**Extracted data:**
[Begin]
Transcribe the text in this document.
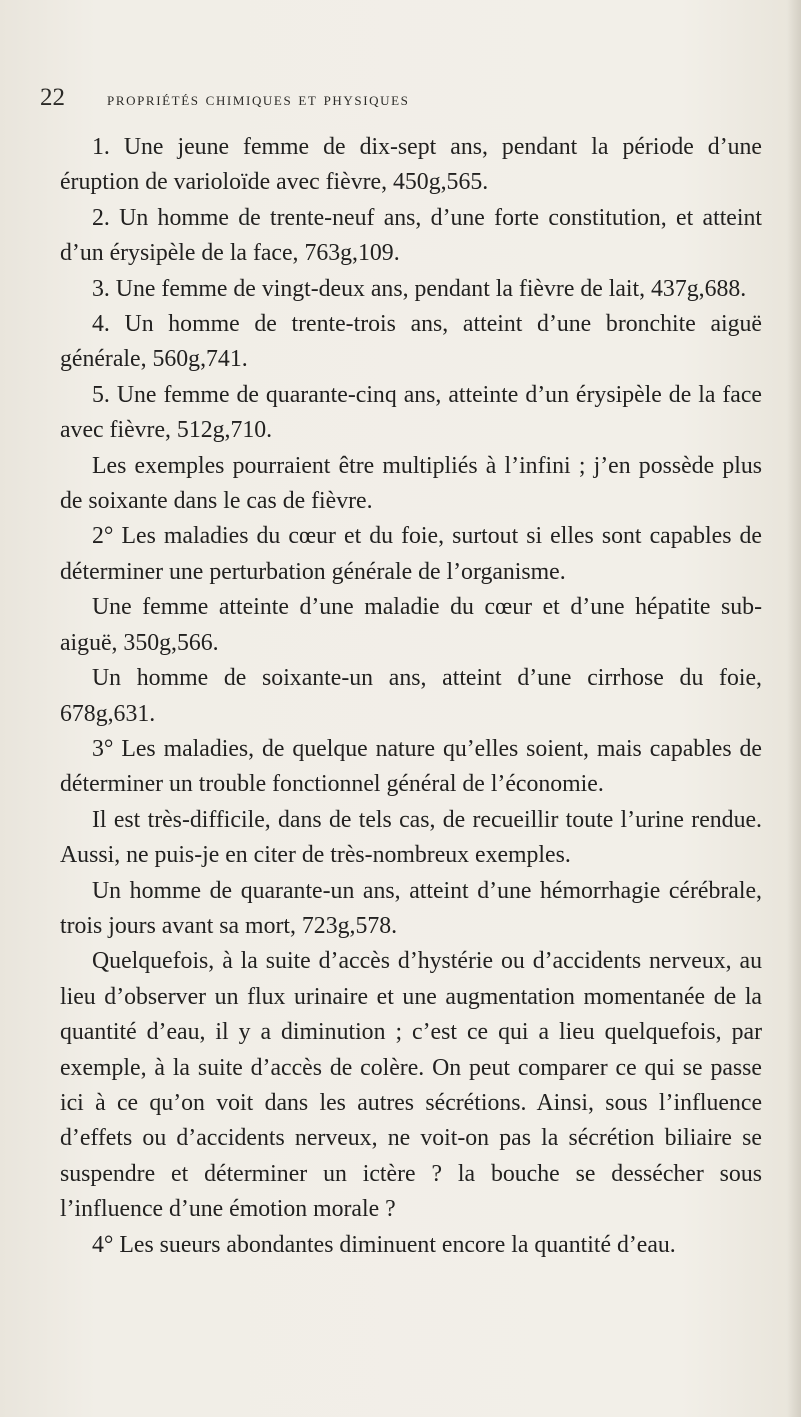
22 propriétés chimiques et physiques

1. Une jeune femme de dix-sept ans, pendant la période d’une éruption de varioloïde avec fièvre, 450g,565.

2. Un homme de trente-neuf ans, d’une forte constitution, et atteint d’un érysipèle de la face, 763g,109.

3. Une femme de vingt-deux ans, pendant la fièvre de lait, 437g,688.

4. Un homme de trente-trois ans, atteint d’une bronchite aiguë générale, 560g,741.

5. Une femme de quarante-cinq ans, atteinte d’un érysipèle de la face avec fièvre, 512g,710.

Les exemples pourraient être multipliés à l’infini ; j’en possède plus de soixante dans le cas de fièvre.

2° Les maladies du cœur et du foie, surtout si elles sont capables de déterminer une perturbation générale de l’organisme.

Une femme atteinte d’une maladie du cœur et d’une hépatite sub-aiguë, 350g,566.

Un homme de soixante-un ans, atteint d’une cirrhose du foie, 678g,631.

3° Les maladies, de quelque nature qu’elles soient, mais capables de déterminer un trouble fonctionnel général de l’économie.

Il est très-difficile, dans de tels cas, de recueillir toute l’urine rendue. Aussi, ne puis-je en citer de très-nombreux exemples.

Un homme de quarante-un ans, atteint d’une hémorrhagie cérébrale, trois jours avant sa mort, 723g,578.

Quelquefois, à la suite d’accès d’hystérie ou d’accidents nerveux, au lieu d’observer un flux urinaire et une augmentation momentanée de la quantité d’eau, il y a diminution ; c’est ce qui a lieu quelquefois, par exemple, à la suite d’accès de colère. On peut comparer ce qui se passe ici à ce qu’on voit dans les autres sécrétions. Ainsi, sous l’influence d’effets ou d’accidents nerveux, ne voit-on pas la sécrétion biliaire se suspendre et déterminer un ictère ? la bouche se dessécher sous l’influence d’une émotion morale ?

4° Les sueurs abondantes diminuent encore la quantité d’eau.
[End]
Give back every line exactly as it stands, pictures excluded.

Transcribe the text in this document.
22 propriétés chimiques et physiques

1. Une jeune femme de dix-sept ans, pendant la période d’une éruption de varioloïde avec fièvre, 450g,565.

2. Un homme de trente-neuf ans, d’une forte constitution, et atteint d’un érysipèle de la face, 763g,109.

3. Une femme de vingt-deux ans, pendant la fièvre de lait, 437g,688.

4. Un homme de trente-trois ans, atteint d’une bronchite aiguë générale, 560g,741.

5. Une femme de quarante-cinq ans, atteinte d’un érysipèle de la face avec fièvre, 512g,710.

Les exemples pourraient être multipliés à l’infini ; j’en possède plus de soixante dans le cas de fièvre.

2° Les maladies du cœur et du foie, surtout si elles sont capables de déterminer une perturbation générale de l’organisme.

Une femme atteinte d’une maladie du cœur et d’une hépatite sub-aiguë, 350g,566.

Un homme de soixante-un ans, atteint d’une cirrhose du foie, 678g,631.

3° Les maladies, de quelque nature qu’elles soient, mais capables de déterminer un trouble fonctionnel général de l’économie.

Il est très-difficile, dans de tels cas, de recueillir toute l’urine rendue. Aussi, ne puis-je en citer de très-nombreux exemples.

Un homme de quarante-un ans, atteint d’une hémorrhagie cérébrale, trois jours avant sa mort, 723g,578.

Quelquefois, à la suite d’accès d’hystérie ou d’accidents nerveux, au lieu d’observer un flux urinaire et une augmentation momentanée de la quantité d’eau, il y a diminution ; c’est ce qui a lieu quelquefois, par exemple, à la suite d’accès de colère. On peut comparer ce qui se passe ici à ce qu’on voit dans les autres sécrétions. Ainsi, sous l’influence d’effets ou d’accidents nerveux, ne voit-on pas la sécrétion biliaire se suspendre et déterminer un ictère ? la bouche se dessécher sous l’influence d’une émotion morale ?

4° Les sueurs abondantes diminuent encore la quantité d’eau.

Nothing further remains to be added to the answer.